WHAT THE EXERCISE ASKS: Go through the data below and copy it exactly, skipping every picture.

[Dataset records]

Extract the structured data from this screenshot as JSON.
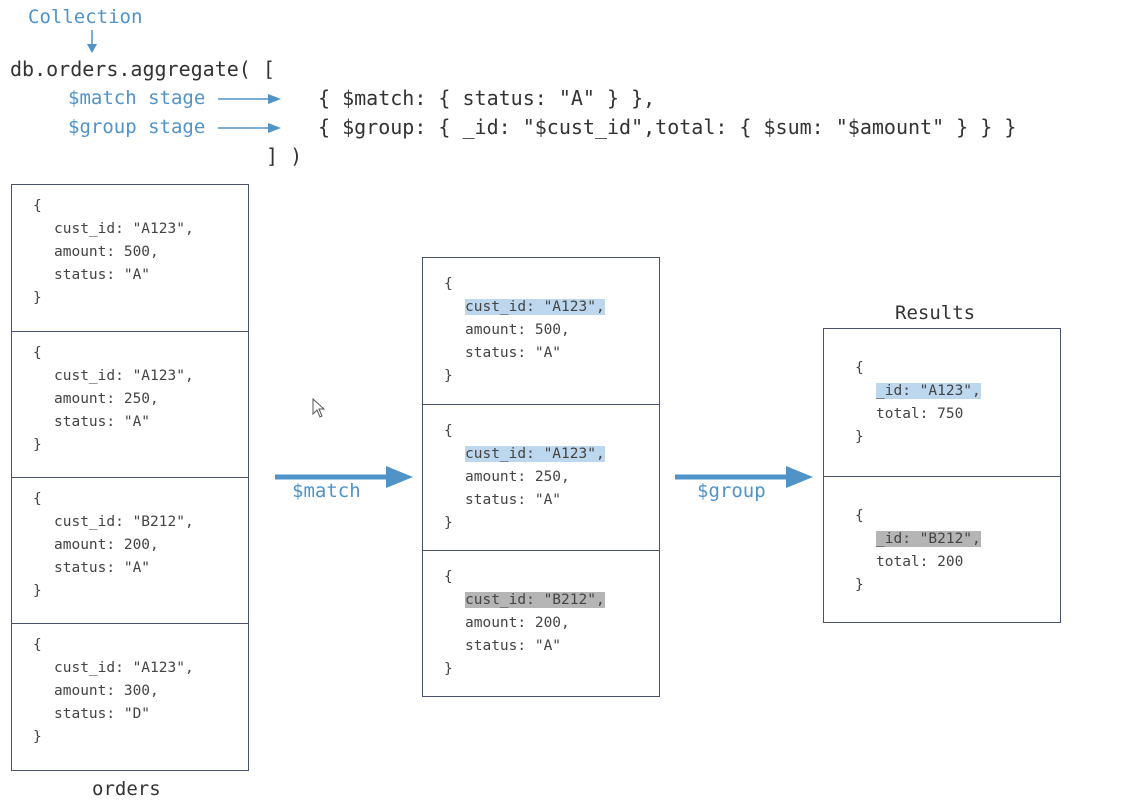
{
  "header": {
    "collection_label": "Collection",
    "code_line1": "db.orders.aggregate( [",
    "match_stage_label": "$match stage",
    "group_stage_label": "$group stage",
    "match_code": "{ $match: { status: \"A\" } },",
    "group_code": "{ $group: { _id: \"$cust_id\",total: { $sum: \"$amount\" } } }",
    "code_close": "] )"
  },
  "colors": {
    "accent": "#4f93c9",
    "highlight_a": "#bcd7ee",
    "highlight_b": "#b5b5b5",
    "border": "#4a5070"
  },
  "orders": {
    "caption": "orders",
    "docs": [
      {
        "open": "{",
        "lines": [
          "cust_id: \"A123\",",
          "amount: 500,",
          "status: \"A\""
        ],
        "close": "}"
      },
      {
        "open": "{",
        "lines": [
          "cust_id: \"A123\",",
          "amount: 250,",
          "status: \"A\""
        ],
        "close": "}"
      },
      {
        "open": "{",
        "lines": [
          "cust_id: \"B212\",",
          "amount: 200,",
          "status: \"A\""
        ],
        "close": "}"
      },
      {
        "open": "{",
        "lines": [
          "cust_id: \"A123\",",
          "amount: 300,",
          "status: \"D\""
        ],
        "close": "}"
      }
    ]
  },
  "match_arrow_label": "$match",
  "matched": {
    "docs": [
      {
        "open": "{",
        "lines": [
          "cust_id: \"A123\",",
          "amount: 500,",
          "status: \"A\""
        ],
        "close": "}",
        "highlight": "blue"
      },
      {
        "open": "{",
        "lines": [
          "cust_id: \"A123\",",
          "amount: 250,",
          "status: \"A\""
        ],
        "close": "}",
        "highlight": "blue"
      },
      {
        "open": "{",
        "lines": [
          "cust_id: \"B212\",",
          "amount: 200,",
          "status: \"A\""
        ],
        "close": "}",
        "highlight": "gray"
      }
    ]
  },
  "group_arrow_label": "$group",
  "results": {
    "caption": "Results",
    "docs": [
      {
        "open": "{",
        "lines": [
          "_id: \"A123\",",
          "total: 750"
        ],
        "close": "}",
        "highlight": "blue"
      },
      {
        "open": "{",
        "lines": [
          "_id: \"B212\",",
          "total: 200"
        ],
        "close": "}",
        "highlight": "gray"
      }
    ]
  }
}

ANSWER TO THE TASK:
Extract the structured data from this screenshot as JSON.
{
  "header": {
    "collection_label": "Collection",
    "code_line1": "db.orders.aggregate( [",
    "match_stage_label": "$match stage",
    "group_stage_label": "$group stage",
    "match_code": "{ $match: { status: \"A\" } },",
    "group_code": "{ $group: { _id: \"$cust_id\",total: { $sum: \"$amount\" } } }",
    "code_close": "] )"
  },
  "colors": {
    "accent": "#4f93c9",
    "highlight_a": "#bcd7ee",
    "highlight_b": "#b5b5b5",
    "border": "#4a5070"
  },
  "orders": {
    "caption": "orders",
    "docs": [
      {
        "open": "{",
        "lines": [
          "cust_id: \"A123\",",
          "amount: 500,",
          "status: \"A\""
        ],
        "close": "}"
      },
      {
        "open": "{",
        "lines": [
          "cust_id: \"A123\",",
          "amount: 250,",
          "status: \"A\""
        ],
        "close": "}"
      },
      {
        "open": "{",
        "lines": [
          "cust_id: \"B212\",",
          "amount: 200,",
          "status: \"A\""
        ],
        "close": "}"
      },
      {
        "open": "{",
        "lines": [
          "cust_id: \"A123\",",
          "amount: 300,",
          "status: \"D\""
        ],
        "close": "}"
      }
    ]
  },
  "match_arrow_label": "$match",
  "matched": {
    "docs": [
      {
        "open": "{",
        "lines": [
          "cust_id: \"A123\",",
          "amount: 500,",
          "status: \"A\""
        ],
        "close": "}",
        "highlight": "blue"
      },
      {
        "open": "{",
        "lines": [
          "cust_id: \"A123\",",
          "amount: 250,",
          "status: \"A\""
        ],
        "close": "}",
        "highlight": "blue"
      },
      {
        "open": "{",
        "lines": [
          "cust_id: \"B212\",",
          "amount: 200,",
          "status: \"A\""
        ],
        "close": "}",
        "highlight": "gray"
      }
    ]
  },
  "group_arrow_label": "$group",
  "results": {
    "caption": "Results",
    "docs": [
      {
        "open": "{",
        "lines": [
          "_id: \"A123\",",
          "total: 750"
        ],
        "close": "}",
        "highlight": "blue"
      },
      {
        "open": "{",
        "lines": [
          "_id: \"B212\",",
          "total: 200"
        ],
        "close": "}",
        "highlight": "gray"
      }
    ]
  }
}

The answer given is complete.